— begin —
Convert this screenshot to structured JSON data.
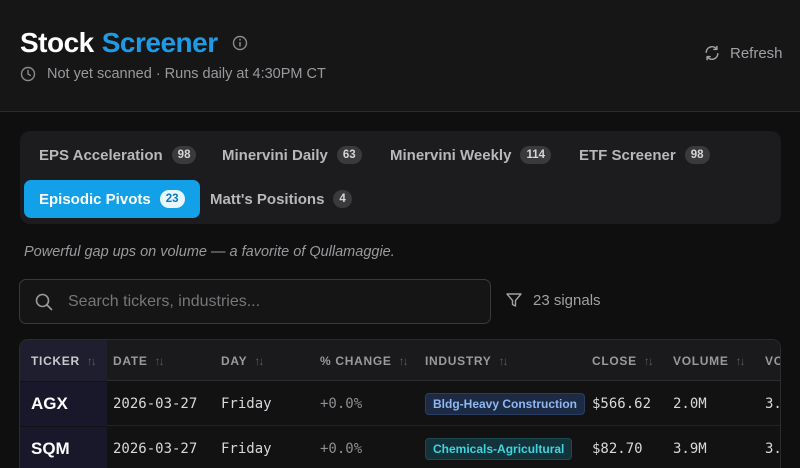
{
  "header": {
    "title_part1": "Stock",
    "title_part2": "Screener",
    "status": "Not yet scanned · Runs daily at 4:30PM CT",
    "refresh_label": "Refresh"
  },
  "tabs": [
    {
      "label": "EPS Acceleration",
      "count": "98",
      "active": false
    },
    {
      "label": "Minervini Daily",
      "count": "63",
      "active": false
    },
    {
      "label": "Minervini Weekly",
      "count": "114",
      "active": false
    },
    {
      "label": "ETF Screener",
      "count": "98",
      "active": false
    },
    {
      "label": "Episodic Pivots",
      "count": "23",
      "active": true
    },
    {
      "label": "Matt's Positions",
      "count": "4",
      "active": false
    }
  ],
  "description": "Powerful gap ups on volume — a favorite of Qullamaggie.",
  "search": {
    "placeholder": "Search tickers, industries...",
    "value": ""
  },
  "signals_label": "23 signals",
  "table": {
    "columns": [
      "TICKER",
      "DATE",
      "DAY",
      "% CHANGE",
      "INDUSTRY",
      "CLOSE",
      "VOLUME",
      "VO"
    ],
    "rows": [
      {
        "ticker": "AGX",
        "date": "2026-03-27",
        "day": "Friday",
        "change": "+0.0%",
        "industry": "Bldg-Heavy Construction",
        "close": "$566.62",
        "volume": "2.0M",
        "vo": "3."
      },
      {
        "ticker": "SQM",
        "date": "2026-03-27",
        "day": "Friday",
        "change": "+0.0%",
        "industry": "Chemicals-Agricultural",
        "close": "$82.70",
        "volume": "3.9M",
        "vo": "3."
      }
    ]
  },
  "colors": {
    "accent": "#1e9be6",
    "active_tab": "#12a0e8",
    "background": "#0f0f10"
  },
  "icons": [
    "info-icon",
    "clock-icon",
    "refresh-icon",
    "search-icon",
    "filter-icon",
    "sort-icon"
  ]
}
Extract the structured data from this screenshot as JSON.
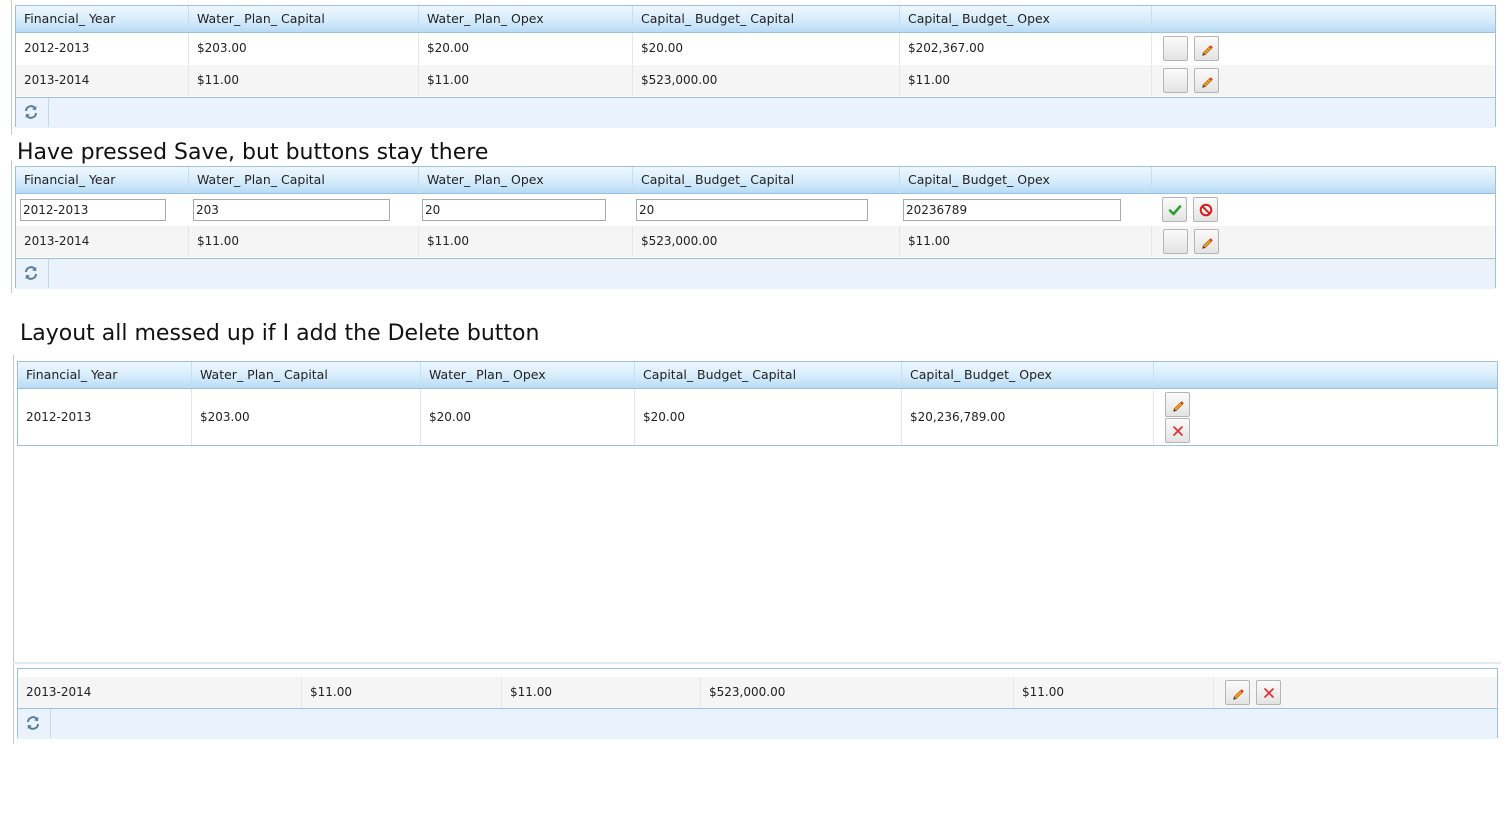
— end —
— Work to complete —
Check every line of the listing for the string "count" and report how many lines have it, as a number alone.

— Complete answer —
6